### Exercise directions
Pick out each line below containing "Domenica".
------ Data ------
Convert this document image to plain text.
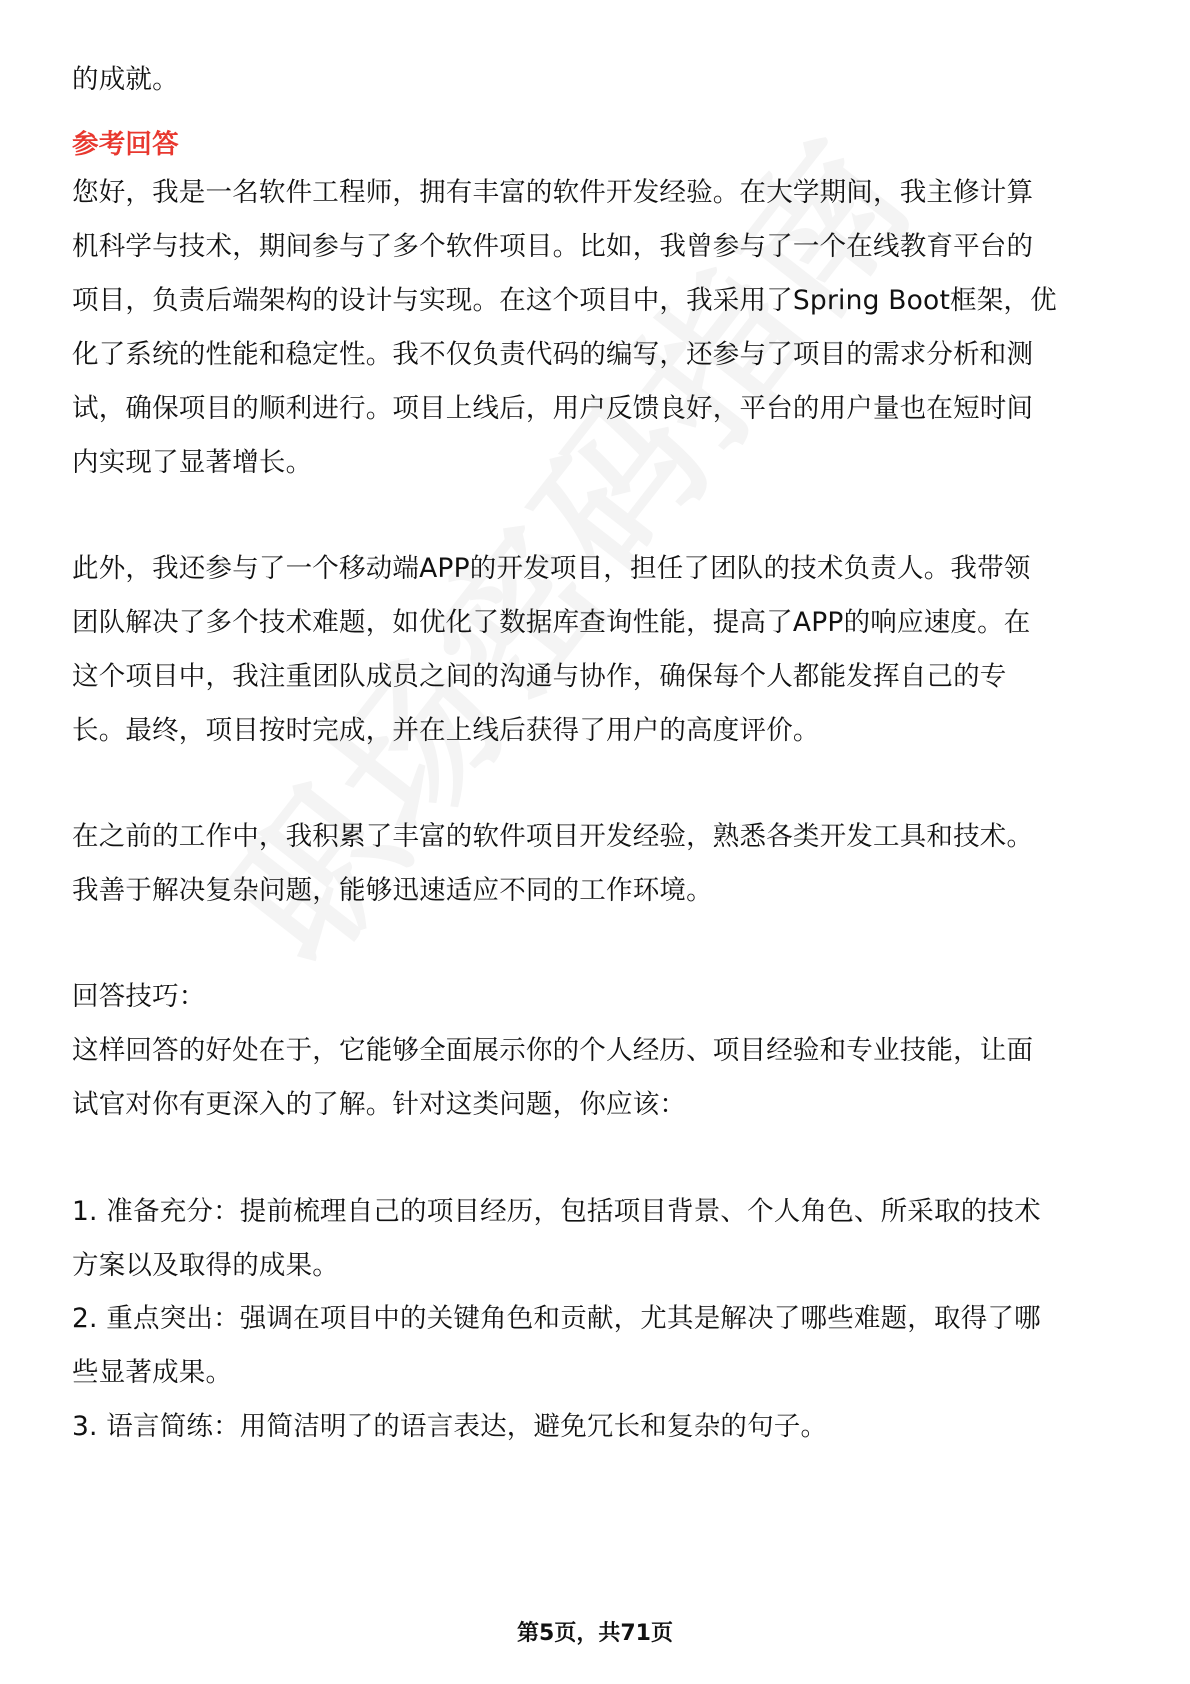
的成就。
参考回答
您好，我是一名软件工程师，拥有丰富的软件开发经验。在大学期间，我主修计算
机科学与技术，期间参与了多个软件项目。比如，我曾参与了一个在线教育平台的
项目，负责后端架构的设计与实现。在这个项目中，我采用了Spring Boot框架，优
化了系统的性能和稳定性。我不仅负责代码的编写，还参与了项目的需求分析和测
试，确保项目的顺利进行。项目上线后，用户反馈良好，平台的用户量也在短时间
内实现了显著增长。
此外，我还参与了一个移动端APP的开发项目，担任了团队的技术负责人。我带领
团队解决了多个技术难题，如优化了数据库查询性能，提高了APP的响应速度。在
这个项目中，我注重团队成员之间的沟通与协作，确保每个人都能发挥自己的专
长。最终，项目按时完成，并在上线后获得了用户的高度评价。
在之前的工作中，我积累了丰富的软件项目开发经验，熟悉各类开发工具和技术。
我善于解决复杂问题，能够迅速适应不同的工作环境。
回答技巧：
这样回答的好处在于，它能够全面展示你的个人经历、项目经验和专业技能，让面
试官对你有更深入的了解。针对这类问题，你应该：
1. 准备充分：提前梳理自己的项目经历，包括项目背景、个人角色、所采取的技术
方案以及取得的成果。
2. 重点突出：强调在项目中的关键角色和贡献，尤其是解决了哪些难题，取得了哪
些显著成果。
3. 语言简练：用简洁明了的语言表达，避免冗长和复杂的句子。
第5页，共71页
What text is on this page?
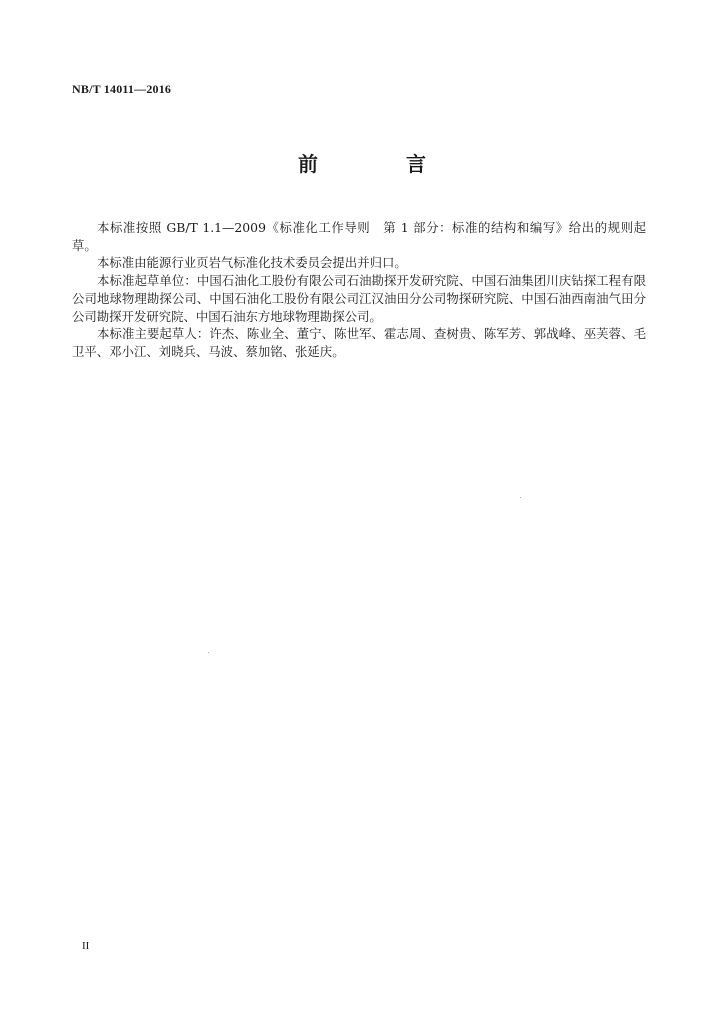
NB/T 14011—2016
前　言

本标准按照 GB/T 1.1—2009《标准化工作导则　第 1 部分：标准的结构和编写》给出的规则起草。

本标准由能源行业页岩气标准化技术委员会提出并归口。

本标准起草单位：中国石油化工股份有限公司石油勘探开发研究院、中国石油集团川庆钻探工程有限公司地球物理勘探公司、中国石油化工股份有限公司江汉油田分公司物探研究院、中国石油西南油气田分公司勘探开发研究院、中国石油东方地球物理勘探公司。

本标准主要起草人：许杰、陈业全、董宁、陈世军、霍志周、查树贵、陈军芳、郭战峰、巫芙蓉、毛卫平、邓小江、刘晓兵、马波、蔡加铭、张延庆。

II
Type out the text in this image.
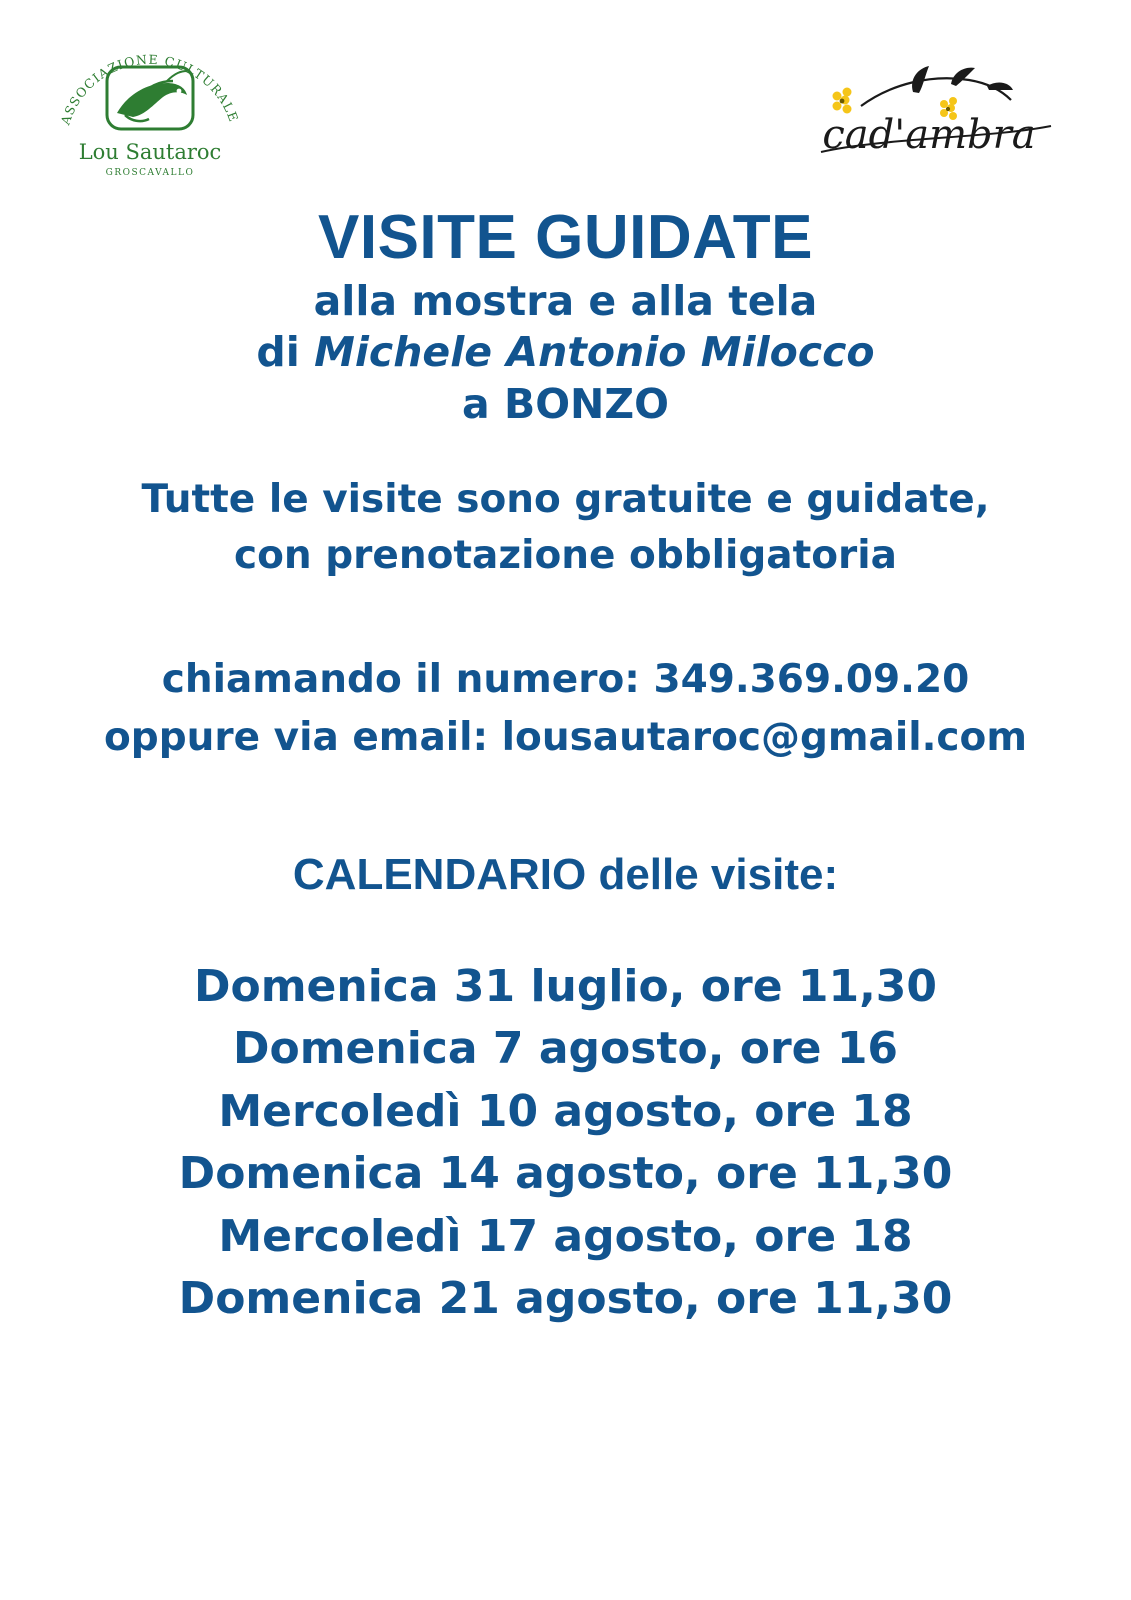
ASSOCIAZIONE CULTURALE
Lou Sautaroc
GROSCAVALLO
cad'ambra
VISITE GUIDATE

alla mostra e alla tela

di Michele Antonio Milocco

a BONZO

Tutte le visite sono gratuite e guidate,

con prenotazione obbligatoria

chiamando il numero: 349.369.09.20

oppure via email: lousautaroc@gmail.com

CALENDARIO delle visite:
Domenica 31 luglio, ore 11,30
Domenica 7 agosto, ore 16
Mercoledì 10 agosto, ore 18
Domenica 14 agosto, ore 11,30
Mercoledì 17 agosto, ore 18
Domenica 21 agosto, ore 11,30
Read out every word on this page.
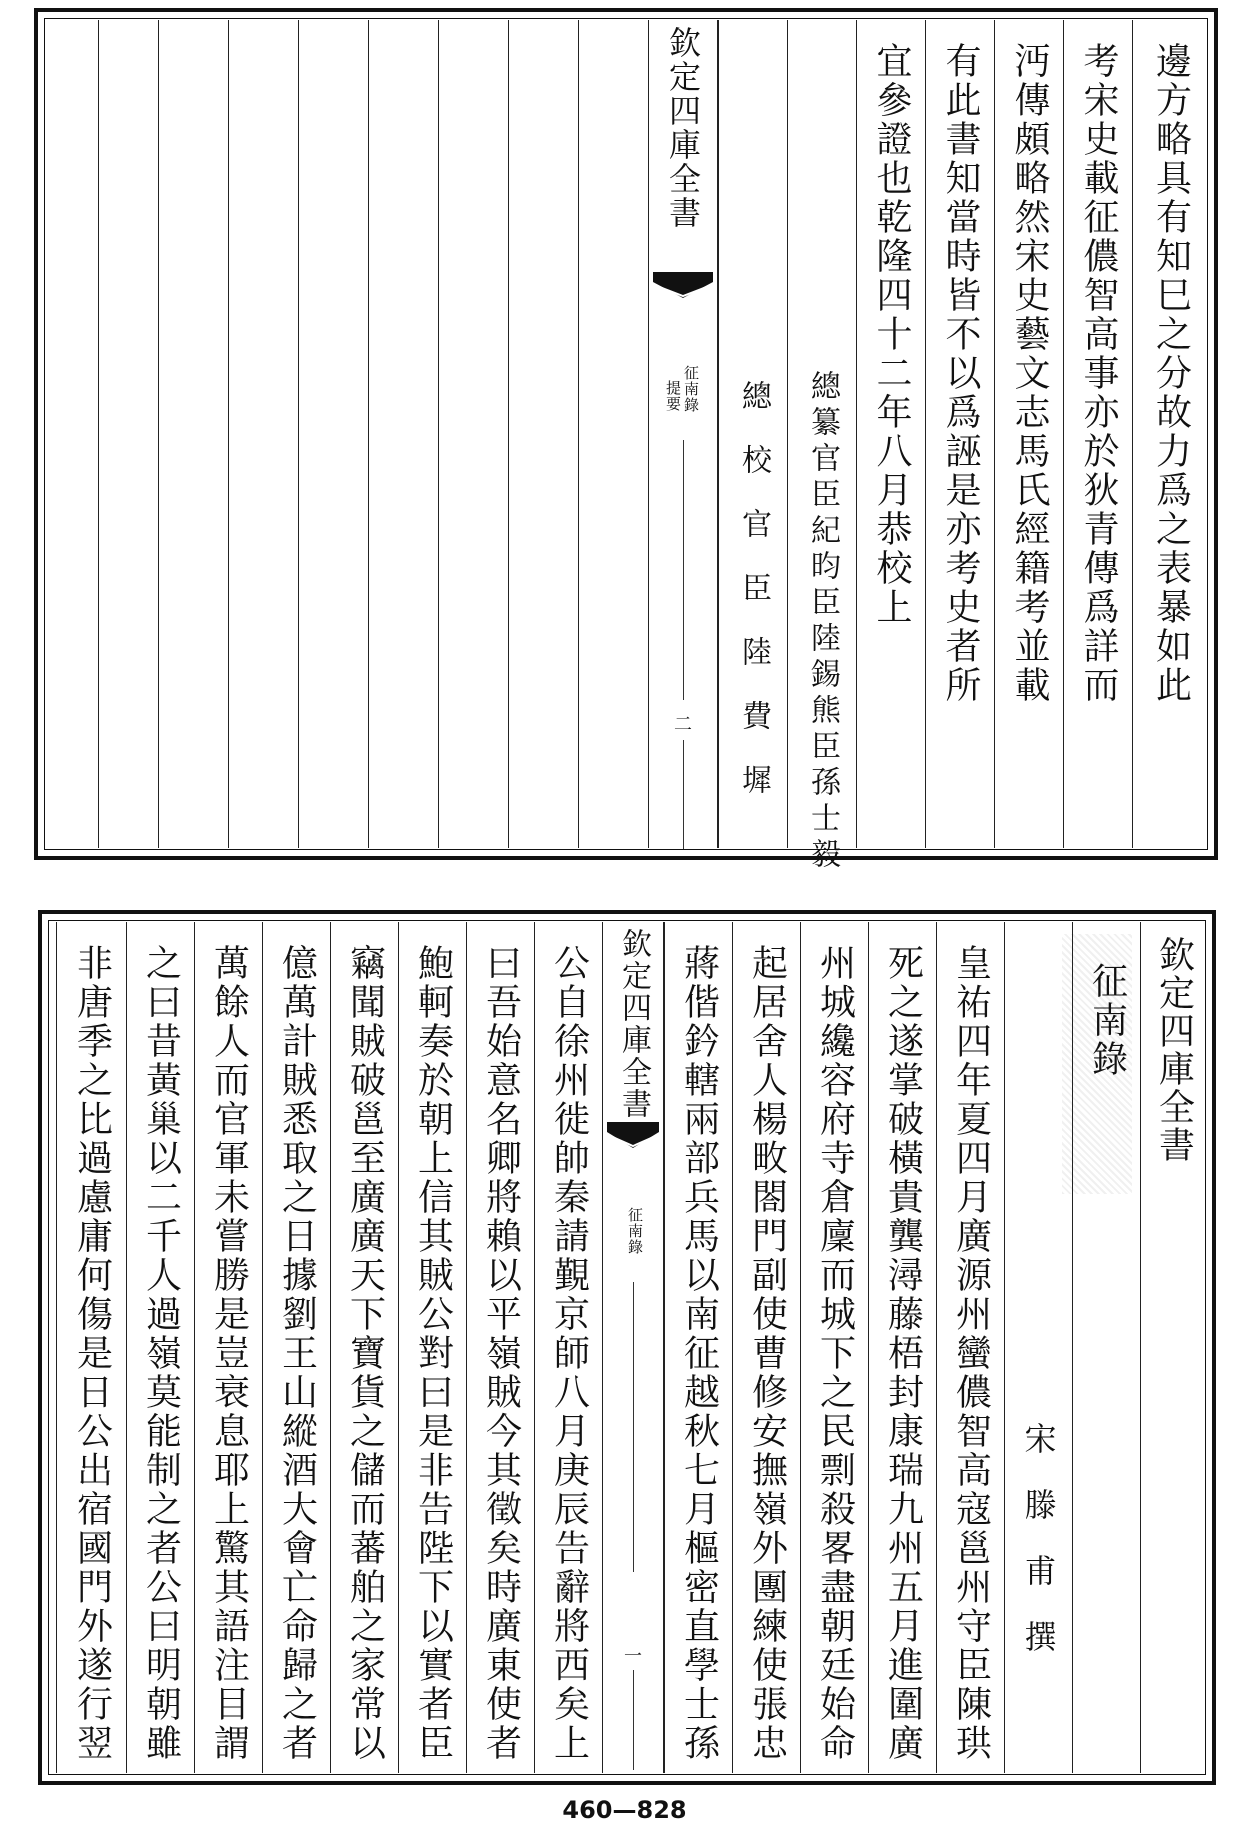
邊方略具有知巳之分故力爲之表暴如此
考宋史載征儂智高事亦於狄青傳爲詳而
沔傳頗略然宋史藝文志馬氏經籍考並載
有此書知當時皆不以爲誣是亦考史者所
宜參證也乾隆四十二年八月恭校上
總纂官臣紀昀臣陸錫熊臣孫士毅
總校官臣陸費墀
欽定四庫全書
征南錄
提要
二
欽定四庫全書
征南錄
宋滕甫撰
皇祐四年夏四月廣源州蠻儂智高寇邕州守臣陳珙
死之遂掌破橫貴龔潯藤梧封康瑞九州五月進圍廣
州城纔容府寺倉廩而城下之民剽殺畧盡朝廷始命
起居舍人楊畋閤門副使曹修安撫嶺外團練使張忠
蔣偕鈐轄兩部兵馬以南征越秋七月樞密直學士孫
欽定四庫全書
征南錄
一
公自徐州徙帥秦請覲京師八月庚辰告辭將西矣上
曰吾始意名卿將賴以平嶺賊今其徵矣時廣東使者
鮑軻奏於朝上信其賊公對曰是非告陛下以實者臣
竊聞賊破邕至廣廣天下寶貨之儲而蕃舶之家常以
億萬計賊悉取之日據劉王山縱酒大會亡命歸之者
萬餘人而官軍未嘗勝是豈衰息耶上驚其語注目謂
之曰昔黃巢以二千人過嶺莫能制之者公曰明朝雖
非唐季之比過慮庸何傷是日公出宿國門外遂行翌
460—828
------
### Task solution
Domenica 31 luglio, ore 11,30
Domenica 7 agosto, ore 16
Domenica 14 agosto, ore 11,30
Domenica 21 agosto, ore 11,30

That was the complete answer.